# Extracted records:
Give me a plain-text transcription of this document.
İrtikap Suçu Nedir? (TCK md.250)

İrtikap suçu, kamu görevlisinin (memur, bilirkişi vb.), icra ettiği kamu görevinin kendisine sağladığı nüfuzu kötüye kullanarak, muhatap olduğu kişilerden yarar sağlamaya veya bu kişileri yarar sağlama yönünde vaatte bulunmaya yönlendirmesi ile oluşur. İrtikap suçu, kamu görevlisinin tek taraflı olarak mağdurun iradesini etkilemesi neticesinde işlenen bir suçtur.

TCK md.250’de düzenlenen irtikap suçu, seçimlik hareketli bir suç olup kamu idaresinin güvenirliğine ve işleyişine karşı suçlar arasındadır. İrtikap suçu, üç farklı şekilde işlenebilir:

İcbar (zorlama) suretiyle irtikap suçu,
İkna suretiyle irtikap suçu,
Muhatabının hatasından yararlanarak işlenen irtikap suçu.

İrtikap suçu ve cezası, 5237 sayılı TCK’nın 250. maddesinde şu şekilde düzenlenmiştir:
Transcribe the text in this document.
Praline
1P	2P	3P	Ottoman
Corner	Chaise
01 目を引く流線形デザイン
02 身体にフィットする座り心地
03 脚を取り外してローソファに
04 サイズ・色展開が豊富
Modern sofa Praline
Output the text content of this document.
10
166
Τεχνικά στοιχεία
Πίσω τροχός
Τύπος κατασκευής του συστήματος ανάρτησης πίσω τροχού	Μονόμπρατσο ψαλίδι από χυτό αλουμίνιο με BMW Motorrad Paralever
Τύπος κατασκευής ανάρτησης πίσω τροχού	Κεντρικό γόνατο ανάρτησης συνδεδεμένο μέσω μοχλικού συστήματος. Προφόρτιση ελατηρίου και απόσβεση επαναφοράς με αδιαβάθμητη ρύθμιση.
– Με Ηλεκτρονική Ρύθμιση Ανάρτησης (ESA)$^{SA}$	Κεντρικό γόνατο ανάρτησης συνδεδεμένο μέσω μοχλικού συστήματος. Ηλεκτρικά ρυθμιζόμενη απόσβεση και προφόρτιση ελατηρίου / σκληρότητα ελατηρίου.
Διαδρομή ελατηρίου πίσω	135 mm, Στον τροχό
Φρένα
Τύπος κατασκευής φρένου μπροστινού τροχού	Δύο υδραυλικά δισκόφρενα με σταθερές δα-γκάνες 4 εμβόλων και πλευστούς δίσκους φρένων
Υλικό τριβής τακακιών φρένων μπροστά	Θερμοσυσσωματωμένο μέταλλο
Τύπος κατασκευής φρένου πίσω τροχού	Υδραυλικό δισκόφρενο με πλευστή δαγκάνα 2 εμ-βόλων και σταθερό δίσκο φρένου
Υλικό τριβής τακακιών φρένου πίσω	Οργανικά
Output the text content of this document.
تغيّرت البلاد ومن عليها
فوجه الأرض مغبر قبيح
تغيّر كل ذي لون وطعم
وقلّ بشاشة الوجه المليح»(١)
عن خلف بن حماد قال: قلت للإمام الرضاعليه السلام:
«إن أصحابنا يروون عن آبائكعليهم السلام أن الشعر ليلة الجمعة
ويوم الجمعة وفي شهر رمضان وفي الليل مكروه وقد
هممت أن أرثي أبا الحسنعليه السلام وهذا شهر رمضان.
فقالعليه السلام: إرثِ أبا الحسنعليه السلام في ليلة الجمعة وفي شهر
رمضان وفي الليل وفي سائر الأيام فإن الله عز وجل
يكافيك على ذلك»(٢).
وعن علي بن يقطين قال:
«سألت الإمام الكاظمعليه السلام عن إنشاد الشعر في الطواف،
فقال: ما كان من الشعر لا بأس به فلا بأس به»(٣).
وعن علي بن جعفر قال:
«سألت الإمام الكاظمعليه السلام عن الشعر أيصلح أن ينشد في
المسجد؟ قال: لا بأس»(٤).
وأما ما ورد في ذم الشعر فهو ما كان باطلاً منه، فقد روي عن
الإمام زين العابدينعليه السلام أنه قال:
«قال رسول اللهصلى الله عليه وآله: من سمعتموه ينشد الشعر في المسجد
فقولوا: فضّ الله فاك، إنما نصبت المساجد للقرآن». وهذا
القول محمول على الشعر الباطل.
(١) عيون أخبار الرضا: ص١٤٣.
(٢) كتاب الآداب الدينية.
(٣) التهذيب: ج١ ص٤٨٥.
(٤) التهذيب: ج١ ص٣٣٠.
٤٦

# Job:
Using the data above, say how many lines include "συστήματος". No other reply is needed.

# Complete answer:
3